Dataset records
============================================================
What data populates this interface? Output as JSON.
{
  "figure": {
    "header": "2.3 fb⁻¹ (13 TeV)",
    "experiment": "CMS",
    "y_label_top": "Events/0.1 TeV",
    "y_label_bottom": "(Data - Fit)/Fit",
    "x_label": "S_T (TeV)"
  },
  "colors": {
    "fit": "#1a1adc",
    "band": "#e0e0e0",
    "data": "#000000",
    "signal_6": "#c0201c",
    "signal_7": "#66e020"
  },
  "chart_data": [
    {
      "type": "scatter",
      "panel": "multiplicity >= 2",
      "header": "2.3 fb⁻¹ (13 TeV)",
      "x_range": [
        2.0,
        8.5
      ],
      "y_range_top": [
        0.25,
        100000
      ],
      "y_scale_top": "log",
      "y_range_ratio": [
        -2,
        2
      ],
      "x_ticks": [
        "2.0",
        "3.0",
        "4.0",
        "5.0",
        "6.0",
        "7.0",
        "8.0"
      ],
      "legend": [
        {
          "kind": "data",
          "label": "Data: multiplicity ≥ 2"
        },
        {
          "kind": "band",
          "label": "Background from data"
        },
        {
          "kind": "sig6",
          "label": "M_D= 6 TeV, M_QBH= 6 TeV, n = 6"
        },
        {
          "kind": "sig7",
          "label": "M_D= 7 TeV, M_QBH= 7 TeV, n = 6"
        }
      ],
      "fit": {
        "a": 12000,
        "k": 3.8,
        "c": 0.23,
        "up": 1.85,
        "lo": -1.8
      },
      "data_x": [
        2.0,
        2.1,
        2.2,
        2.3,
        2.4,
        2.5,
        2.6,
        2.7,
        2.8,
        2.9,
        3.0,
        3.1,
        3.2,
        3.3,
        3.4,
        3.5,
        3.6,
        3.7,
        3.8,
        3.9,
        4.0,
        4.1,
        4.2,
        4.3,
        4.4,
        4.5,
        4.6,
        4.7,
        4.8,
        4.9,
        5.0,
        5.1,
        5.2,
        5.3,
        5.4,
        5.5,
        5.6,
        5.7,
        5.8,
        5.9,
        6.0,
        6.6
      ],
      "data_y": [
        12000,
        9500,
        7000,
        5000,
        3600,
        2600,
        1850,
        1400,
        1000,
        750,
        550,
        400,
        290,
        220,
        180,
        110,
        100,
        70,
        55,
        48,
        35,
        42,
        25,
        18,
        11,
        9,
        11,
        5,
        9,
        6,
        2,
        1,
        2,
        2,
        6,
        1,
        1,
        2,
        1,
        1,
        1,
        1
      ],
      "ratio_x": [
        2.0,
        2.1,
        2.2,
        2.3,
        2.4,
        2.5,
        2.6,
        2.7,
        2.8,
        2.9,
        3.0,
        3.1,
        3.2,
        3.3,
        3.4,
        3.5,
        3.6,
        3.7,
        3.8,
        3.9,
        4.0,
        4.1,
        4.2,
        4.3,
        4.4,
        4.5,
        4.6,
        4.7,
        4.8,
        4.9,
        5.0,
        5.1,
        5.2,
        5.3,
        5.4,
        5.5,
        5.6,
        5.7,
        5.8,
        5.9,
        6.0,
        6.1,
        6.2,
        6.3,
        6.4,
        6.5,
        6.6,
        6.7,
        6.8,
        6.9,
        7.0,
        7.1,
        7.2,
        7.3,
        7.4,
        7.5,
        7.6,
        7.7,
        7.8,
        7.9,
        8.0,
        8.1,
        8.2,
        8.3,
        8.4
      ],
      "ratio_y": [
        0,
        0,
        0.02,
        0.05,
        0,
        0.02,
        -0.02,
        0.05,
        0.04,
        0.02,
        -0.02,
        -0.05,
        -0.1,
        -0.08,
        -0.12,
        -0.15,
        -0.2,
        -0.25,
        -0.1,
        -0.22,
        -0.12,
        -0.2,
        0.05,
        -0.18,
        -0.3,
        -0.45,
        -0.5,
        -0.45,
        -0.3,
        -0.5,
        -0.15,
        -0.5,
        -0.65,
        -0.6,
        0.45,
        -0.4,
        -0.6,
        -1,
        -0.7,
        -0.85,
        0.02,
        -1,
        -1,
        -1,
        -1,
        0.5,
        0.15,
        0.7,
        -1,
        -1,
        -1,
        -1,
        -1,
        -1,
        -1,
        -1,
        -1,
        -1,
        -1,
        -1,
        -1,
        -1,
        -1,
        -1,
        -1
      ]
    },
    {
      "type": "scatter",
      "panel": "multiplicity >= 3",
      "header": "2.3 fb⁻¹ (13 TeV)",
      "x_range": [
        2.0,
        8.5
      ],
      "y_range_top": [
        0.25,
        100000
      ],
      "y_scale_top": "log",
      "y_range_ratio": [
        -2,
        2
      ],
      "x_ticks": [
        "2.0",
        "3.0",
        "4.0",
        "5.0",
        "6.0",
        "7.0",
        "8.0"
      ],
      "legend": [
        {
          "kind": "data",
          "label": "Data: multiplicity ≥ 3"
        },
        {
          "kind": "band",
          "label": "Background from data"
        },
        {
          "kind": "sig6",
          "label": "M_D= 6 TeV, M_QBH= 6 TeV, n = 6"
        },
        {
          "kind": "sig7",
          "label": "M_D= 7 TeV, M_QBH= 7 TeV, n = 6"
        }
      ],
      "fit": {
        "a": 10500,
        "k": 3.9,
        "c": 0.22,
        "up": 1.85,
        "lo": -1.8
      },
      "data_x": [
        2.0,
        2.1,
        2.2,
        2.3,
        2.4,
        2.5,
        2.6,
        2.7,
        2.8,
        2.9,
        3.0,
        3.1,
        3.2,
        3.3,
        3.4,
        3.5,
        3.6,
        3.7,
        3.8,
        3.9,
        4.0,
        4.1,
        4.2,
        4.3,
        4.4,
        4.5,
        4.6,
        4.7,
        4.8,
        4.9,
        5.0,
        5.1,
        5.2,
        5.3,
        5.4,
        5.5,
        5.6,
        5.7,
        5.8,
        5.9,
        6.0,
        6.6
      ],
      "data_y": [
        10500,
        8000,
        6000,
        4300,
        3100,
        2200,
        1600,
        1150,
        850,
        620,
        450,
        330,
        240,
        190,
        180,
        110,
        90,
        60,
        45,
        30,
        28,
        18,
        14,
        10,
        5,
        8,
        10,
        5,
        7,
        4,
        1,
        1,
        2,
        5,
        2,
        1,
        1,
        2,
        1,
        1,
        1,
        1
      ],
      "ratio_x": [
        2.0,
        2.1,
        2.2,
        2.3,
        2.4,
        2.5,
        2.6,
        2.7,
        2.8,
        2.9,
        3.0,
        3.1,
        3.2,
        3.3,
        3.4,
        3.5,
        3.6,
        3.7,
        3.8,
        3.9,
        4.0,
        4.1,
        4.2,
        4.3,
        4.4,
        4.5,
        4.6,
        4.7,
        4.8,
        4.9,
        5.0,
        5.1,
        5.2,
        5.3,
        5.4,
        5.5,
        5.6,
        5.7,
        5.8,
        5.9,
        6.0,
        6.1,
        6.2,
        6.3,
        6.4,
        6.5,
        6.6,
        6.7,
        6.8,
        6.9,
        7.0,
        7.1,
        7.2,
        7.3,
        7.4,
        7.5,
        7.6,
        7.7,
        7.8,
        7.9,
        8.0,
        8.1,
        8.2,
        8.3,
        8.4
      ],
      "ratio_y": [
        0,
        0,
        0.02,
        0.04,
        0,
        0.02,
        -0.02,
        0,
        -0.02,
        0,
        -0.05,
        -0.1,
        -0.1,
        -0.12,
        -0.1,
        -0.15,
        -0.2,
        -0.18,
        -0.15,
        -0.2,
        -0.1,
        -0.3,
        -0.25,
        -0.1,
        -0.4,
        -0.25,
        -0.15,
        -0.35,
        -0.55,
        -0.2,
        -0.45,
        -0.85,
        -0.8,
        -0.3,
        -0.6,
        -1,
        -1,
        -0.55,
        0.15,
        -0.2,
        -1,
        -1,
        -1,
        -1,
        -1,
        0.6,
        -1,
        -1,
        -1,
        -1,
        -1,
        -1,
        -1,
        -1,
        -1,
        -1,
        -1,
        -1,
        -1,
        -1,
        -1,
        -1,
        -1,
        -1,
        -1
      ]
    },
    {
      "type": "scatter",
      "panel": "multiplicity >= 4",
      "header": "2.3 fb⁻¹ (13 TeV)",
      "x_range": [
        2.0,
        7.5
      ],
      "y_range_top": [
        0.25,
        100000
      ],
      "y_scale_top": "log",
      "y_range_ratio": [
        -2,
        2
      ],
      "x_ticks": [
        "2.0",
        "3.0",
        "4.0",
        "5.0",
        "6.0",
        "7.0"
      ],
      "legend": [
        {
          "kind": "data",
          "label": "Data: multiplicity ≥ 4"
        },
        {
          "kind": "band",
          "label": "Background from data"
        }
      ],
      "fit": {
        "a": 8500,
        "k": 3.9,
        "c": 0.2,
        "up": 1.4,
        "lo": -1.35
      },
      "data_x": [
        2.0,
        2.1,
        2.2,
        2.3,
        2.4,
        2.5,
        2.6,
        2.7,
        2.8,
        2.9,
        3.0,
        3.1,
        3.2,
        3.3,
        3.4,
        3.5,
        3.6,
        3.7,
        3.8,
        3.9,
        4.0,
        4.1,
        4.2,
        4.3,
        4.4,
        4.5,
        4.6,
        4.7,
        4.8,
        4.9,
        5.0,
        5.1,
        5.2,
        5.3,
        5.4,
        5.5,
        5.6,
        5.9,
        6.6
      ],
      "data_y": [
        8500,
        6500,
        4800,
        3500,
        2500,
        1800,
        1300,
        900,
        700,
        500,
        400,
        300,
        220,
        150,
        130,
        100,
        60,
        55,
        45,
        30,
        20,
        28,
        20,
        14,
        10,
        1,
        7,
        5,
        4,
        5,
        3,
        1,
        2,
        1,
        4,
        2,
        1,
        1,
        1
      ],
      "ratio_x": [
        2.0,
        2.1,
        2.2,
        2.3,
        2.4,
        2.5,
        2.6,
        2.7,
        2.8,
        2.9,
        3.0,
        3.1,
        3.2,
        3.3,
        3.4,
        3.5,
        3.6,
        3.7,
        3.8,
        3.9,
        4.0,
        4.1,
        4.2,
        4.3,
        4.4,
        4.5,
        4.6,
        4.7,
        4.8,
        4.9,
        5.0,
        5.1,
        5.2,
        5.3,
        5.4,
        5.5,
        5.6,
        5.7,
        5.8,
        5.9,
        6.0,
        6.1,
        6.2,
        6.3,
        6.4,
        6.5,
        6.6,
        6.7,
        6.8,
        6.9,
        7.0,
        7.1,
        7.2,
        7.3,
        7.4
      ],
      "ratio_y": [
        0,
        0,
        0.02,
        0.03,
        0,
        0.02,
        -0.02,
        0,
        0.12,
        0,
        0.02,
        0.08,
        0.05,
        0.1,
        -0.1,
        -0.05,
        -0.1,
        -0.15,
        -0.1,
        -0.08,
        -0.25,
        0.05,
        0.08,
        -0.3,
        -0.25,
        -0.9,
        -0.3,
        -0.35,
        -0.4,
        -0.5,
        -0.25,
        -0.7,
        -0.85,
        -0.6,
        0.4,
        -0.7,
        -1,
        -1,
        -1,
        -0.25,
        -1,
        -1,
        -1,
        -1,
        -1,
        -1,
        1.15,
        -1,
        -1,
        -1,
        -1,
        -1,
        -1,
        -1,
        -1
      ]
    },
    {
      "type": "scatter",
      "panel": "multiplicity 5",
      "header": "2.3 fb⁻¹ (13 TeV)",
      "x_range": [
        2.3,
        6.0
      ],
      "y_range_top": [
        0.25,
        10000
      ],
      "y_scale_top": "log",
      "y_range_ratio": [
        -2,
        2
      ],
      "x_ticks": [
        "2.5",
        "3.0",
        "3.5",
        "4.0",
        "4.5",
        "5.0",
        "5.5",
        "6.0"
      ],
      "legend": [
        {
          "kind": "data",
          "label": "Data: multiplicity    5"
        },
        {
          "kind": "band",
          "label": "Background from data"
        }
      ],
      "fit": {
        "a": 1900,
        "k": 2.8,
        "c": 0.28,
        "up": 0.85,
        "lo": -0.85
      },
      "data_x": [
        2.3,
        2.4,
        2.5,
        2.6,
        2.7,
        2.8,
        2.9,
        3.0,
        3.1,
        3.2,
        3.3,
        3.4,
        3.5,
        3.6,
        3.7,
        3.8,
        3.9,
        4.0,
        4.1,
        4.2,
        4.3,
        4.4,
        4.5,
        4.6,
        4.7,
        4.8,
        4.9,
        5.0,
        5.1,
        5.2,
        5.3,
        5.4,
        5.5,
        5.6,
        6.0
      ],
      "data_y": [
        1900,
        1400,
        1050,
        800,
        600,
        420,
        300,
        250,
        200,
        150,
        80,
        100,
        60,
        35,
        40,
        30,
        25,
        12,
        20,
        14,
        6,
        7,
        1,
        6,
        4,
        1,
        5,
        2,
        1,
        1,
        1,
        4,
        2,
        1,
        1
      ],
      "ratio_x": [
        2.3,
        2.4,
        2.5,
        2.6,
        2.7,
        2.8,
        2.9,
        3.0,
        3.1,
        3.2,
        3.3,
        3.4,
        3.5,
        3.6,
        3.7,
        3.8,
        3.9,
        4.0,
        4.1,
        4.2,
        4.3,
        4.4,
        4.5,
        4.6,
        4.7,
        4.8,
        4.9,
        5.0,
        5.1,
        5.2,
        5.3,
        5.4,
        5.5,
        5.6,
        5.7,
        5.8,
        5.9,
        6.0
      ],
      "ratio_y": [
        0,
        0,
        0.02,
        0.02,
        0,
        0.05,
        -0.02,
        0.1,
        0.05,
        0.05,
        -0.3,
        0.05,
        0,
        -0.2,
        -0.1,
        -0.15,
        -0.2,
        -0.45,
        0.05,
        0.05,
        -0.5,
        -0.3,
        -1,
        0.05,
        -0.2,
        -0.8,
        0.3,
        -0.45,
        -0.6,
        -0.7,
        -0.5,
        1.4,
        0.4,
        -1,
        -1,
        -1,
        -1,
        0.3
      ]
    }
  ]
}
============================================================
- _What you have to do_: Scan the listing above and identify each line holding the string "panel"; copy every such line.

- _Task result_:
      "panel": "multiplicity >= 2",
      "panel": "multiplicity >= 3",
      "panel": "multiplicity >= 4",
      "panel": "multiplicity 5",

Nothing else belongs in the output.